Identify the lines that contain the string "Morning", then copy each of them.

=== Records for processing ===
::::::::

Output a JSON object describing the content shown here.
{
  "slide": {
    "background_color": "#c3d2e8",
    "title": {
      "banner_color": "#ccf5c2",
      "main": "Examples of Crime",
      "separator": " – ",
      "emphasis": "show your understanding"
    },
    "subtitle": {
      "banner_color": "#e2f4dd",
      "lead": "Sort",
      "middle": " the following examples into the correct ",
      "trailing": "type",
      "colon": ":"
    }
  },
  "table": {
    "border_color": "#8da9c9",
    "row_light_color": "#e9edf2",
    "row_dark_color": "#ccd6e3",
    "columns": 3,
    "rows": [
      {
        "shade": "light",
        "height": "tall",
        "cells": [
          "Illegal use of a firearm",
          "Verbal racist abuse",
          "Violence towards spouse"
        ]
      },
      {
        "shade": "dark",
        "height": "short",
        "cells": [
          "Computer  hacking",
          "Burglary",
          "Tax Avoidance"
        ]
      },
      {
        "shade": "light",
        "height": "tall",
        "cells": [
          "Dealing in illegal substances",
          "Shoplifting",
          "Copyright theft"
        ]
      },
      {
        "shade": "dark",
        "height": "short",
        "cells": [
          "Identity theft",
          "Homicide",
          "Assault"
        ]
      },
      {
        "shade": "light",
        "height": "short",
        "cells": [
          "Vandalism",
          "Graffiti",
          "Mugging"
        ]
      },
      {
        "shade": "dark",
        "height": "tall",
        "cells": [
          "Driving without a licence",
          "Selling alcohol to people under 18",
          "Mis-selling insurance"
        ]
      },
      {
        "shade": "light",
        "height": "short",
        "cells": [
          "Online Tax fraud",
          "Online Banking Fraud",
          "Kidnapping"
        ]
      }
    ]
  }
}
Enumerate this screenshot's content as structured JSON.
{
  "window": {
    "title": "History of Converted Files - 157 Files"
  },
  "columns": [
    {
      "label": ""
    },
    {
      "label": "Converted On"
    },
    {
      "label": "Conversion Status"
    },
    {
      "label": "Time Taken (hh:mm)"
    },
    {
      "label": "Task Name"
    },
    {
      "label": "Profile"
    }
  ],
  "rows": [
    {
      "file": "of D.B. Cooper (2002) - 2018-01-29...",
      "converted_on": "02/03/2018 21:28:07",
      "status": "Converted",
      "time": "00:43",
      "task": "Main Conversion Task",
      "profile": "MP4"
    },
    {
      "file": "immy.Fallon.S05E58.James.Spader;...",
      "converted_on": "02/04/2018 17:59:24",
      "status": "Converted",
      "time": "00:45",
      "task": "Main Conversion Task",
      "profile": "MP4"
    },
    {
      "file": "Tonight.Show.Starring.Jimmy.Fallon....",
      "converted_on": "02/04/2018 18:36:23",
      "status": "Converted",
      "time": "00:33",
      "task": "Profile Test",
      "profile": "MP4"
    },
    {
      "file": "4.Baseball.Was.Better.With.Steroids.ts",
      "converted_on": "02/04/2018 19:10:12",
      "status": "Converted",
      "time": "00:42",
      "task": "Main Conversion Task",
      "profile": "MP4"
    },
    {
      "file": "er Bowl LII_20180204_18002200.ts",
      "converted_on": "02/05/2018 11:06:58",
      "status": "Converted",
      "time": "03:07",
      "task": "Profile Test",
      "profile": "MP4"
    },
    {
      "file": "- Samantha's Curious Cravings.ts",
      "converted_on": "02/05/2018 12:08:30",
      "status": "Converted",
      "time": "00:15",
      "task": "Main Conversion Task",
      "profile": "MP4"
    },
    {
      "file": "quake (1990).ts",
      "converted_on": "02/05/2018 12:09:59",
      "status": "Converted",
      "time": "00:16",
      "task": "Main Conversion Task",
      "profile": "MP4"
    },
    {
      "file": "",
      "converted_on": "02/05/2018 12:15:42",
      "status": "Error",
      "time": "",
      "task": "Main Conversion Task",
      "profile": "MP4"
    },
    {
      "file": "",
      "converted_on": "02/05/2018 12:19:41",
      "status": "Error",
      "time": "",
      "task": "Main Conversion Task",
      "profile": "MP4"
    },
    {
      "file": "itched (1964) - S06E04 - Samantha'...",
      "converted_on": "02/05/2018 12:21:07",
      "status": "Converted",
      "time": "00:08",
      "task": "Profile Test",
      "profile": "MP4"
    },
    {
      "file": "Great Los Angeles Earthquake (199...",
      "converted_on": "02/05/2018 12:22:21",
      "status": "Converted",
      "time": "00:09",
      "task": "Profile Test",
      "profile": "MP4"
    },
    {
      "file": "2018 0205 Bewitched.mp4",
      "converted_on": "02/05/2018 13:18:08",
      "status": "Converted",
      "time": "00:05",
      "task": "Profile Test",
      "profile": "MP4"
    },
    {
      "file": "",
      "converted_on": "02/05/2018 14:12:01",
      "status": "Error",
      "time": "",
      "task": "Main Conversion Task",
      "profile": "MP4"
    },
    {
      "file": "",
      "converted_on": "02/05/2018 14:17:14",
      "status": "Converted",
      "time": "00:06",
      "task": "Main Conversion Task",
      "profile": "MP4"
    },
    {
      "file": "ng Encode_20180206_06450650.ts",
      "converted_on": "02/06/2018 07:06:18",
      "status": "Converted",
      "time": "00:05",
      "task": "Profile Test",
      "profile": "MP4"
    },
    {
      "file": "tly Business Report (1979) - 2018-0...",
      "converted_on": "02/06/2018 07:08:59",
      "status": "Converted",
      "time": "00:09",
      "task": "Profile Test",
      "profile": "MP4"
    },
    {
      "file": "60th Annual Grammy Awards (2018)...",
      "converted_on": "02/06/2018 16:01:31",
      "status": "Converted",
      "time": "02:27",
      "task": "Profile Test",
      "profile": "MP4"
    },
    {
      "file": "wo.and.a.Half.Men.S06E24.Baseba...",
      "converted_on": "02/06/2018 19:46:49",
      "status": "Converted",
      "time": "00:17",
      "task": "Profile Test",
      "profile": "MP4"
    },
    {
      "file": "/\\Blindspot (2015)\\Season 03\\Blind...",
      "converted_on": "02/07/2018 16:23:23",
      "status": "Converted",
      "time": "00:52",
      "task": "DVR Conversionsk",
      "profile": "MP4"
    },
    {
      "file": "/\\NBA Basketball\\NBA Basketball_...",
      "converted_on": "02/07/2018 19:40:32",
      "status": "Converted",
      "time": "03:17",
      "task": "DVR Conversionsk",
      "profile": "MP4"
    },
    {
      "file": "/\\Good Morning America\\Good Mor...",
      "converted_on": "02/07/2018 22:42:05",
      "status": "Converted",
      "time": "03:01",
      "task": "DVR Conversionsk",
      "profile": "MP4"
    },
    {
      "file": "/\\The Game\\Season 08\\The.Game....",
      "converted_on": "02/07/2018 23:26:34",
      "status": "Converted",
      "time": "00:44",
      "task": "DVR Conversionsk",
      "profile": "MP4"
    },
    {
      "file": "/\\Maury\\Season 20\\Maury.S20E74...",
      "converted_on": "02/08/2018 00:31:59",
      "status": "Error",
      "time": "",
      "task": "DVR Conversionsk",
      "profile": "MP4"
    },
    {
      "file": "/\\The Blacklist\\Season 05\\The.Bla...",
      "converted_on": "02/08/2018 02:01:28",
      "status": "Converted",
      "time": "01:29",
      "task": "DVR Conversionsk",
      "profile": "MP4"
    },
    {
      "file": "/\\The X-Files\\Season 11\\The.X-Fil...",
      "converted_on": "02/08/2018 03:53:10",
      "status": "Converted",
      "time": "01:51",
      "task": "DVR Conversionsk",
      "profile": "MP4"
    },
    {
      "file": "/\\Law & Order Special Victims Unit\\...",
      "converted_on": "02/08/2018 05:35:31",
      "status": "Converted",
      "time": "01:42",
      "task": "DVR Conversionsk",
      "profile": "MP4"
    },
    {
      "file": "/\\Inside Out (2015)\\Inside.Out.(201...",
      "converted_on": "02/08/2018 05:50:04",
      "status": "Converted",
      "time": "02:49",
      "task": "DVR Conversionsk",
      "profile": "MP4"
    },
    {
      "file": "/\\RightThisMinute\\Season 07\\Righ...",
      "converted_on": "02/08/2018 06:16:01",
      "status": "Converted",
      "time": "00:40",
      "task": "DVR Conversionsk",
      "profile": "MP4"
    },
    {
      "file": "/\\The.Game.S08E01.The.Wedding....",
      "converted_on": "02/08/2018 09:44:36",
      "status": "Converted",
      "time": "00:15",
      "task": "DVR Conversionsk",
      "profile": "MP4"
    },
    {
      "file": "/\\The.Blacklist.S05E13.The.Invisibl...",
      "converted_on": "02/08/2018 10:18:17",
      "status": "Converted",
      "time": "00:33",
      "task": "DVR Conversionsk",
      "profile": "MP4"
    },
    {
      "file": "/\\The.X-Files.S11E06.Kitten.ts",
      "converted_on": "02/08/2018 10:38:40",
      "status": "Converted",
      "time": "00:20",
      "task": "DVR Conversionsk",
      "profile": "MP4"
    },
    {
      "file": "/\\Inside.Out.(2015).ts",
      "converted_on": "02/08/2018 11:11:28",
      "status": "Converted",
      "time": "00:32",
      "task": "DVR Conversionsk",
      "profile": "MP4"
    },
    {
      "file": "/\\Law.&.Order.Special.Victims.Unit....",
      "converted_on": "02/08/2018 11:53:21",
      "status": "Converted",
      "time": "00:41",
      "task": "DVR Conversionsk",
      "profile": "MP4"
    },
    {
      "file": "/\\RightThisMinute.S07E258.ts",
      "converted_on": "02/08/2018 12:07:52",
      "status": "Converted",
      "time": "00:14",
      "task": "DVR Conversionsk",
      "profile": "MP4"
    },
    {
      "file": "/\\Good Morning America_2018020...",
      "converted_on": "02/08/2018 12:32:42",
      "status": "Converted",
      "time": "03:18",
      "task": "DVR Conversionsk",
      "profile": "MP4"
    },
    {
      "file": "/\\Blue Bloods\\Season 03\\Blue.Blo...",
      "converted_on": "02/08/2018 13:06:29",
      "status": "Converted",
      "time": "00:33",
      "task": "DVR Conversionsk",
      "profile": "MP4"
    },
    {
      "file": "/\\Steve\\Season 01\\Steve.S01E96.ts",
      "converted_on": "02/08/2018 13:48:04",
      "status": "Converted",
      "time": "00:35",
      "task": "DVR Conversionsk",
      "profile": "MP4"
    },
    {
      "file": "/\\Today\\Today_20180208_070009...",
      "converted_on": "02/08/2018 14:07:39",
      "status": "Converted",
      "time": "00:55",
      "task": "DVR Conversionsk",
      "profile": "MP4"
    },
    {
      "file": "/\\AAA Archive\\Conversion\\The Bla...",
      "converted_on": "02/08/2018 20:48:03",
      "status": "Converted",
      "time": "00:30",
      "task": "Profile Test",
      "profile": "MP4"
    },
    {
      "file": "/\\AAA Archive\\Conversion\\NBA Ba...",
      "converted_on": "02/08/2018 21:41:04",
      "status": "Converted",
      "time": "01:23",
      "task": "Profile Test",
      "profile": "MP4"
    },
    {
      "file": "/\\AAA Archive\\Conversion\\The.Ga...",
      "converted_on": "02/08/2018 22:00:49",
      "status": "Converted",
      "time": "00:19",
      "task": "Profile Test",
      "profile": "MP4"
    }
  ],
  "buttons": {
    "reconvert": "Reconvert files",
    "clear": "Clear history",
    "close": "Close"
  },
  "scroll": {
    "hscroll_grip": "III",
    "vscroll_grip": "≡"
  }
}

::::::::

=== In response ===
      "file": "/\\Good Morning America\\Good Mor...",
      "file": "/\\Good Morning America_2018020...",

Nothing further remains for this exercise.